> _What is being asked_
According to the passage about Christ's sheep hearing His voice, what are the works He is talking about?

╭─ Provided text

So he’s not saying some special internal charismatic gift. Pentecost hasn’t even happened. He’s saying people are convicted on the basis of what? On the basis of the works that He’s doing in His Father’s name. He’s doing miracles, and those whose hearts are open to it, are saying this is the Messiah. They don’t understand everything. They don’t have all truth. You wouldn’t need only read the New Testament to realize they don’t have a perfect understanding of everything Jesus is doing. He’s not saying they have a perfect Bible, even less. There’s not even a hint about that anywhere in the text. This is just taking one sentence, “My sheep hear my voice, and I know them, and they follow Me.” And saying, “Therefore, if they follow Him, they must have a perfect Bible.” That doesn’t logically follow at all.

That’s simply made up. But again, if you’re going to say that, if you’re going to say anyone who is one of the sheep of Christ will have a 66-book Protestant Bible, you need to be ready to say there were no followers of Christ between the time of the apostles and the reformation, or if there were, they were so small, we can count the known examples of them on two hands. That is remarkable if you’re going to make that claim. Otherwise, just admit, this verse does not teach what Kruger and others are manipulating it to say. It simply doesn’t teach that you’ll have some private internal gift. It’s not even about private internal gifts at all. It’s about the faithful seeing the external actions of Christ and responding to them because they realize that these miracles could only be done by Christ. The works He’s talking about are His signs, are His miracles, so it doesn’t teach that. The reformers are simply making this doctrine up.

╰─
╭─ Given data

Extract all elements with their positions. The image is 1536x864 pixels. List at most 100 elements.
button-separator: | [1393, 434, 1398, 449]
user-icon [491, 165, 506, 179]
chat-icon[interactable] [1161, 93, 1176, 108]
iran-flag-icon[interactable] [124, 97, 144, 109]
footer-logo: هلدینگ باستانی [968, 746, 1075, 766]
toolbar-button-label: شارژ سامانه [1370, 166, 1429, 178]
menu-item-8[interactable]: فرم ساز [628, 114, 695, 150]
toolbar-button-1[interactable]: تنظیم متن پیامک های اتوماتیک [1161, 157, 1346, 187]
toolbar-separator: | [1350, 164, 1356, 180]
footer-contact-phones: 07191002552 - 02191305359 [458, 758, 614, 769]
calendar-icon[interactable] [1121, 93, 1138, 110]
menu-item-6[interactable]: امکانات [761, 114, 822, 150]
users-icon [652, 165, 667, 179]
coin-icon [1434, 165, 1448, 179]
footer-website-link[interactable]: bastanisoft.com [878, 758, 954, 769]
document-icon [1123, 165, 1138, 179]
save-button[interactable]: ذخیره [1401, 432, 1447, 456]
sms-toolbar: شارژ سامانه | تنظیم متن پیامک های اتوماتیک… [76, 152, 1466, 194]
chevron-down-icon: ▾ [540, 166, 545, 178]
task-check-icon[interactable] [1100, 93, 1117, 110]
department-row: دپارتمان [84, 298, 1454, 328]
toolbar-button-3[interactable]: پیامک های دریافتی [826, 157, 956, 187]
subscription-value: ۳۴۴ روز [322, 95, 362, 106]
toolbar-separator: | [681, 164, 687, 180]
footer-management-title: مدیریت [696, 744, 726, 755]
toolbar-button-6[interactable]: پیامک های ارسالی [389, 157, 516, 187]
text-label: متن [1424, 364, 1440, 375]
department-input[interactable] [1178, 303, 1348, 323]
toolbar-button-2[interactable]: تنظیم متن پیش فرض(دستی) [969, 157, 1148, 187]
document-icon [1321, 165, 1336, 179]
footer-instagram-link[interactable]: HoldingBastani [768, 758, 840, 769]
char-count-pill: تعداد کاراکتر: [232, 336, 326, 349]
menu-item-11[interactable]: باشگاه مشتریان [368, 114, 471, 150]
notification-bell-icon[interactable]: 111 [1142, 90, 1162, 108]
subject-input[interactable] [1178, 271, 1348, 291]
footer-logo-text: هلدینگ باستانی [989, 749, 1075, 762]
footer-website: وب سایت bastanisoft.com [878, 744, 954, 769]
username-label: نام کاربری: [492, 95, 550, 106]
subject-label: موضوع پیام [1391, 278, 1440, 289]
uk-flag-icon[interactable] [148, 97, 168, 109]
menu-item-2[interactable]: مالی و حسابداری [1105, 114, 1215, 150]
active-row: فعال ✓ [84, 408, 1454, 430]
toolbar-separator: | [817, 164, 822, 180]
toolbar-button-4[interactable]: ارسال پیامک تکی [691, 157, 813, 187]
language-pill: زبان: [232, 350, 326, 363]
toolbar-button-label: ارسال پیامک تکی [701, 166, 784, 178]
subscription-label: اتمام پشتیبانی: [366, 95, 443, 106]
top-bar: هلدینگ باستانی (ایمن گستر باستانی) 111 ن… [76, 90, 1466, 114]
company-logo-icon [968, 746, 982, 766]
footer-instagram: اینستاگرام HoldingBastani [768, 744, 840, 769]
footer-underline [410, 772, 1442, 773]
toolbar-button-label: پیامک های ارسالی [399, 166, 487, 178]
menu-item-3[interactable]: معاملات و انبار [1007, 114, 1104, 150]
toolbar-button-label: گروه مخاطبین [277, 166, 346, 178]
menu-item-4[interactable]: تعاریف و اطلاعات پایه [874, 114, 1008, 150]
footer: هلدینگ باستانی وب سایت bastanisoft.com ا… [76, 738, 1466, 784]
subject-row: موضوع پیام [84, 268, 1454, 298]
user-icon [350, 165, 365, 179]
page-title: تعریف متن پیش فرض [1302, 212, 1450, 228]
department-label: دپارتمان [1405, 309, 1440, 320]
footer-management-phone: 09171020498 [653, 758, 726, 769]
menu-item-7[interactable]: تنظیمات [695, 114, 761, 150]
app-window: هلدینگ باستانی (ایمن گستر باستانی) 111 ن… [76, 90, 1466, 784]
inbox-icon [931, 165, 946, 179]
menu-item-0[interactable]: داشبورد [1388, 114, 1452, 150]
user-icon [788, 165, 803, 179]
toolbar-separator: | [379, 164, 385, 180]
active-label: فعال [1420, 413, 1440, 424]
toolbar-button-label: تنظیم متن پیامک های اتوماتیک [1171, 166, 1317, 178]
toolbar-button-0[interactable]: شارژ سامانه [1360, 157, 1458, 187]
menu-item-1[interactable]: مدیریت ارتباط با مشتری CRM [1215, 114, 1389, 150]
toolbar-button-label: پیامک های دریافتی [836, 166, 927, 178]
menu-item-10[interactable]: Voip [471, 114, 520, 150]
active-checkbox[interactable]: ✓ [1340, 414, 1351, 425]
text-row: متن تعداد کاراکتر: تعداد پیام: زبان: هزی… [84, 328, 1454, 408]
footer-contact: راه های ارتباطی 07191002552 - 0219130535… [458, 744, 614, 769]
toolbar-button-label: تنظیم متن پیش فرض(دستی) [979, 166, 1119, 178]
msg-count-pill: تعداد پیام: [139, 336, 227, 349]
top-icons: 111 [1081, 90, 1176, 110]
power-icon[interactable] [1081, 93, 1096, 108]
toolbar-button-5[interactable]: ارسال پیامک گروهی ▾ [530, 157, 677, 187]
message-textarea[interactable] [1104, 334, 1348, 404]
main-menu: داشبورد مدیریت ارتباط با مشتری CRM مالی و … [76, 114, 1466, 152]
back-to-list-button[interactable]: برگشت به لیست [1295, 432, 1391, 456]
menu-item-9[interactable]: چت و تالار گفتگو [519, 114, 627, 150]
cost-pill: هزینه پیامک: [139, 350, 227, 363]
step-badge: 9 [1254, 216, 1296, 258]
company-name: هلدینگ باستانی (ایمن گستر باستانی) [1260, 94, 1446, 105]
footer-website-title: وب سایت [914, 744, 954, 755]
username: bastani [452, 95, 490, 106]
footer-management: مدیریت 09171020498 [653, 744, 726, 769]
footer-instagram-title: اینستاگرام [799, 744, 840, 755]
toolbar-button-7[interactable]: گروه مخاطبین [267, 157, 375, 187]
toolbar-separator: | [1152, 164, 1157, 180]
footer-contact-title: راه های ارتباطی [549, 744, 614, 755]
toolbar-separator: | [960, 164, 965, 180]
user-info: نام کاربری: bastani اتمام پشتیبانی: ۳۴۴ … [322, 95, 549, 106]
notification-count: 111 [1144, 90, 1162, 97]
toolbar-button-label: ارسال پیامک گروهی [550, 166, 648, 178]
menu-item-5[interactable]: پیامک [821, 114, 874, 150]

╰─

> _Complete response_
His signs, His miracles.